> PROBLEM REQUIREMENTS:
Answer with nothing but the number of lines that include the word "this".

> SUPPLIED ENTRIES:
↓
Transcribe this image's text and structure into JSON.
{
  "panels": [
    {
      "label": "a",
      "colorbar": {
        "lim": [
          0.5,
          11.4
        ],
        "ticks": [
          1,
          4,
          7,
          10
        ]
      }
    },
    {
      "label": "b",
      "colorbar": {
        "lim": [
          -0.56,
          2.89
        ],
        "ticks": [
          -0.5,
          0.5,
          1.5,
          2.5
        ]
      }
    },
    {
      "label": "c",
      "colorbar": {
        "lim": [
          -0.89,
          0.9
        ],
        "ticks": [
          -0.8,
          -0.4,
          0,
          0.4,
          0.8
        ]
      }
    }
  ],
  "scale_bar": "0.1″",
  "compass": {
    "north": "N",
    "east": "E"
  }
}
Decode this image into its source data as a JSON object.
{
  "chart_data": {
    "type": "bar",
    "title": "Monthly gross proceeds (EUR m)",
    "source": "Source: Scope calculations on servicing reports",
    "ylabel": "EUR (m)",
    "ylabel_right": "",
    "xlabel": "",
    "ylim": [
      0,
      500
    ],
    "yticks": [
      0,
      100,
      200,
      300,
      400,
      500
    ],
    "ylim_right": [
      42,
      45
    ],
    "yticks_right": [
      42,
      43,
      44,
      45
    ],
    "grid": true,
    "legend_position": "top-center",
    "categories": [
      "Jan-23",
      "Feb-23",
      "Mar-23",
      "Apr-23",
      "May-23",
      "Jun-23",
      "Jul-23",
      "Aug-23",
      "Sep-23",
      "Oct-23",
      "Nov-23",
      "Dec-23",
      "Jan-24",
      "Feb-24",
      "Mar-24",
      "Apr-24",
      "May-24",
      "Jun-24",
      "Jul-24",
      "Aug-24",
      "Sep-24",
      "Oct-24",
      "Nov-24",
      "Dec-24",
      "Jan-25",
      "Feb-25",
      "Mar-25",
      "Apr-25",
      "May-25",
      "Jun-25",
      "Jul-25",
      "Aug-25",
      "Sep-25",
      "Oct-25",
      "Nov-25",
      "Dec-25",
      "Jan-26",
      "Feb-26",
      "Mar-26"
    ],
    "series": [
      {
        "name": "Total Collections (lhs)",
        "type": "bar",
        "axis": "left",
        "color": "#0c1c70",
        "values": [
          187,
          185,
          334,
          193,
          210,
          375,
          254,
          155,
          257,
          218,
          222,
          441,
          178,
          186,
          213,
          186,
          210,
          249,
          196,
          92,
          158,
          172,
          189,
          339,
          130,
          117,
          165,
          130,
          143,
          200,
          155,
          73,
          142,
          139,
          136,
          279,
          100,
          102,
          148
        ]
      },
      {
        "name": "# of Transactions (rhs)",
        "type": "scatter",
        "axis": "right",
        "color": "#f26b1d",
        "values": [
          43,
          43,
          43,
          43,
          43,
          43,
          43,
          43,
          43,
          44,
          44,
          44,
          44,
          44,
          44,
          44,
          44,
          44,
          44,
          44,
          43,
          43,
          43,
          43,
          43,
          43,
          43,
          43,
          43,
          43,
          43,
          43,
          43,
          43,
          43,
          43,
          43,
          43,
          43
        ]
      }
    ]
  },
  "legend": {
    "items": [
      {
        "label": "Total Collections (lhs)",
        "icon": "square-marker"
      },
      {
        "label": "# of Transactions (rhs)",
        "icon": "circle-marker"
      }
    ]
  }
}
↑
> RESULT OF THE EXERCISE:
2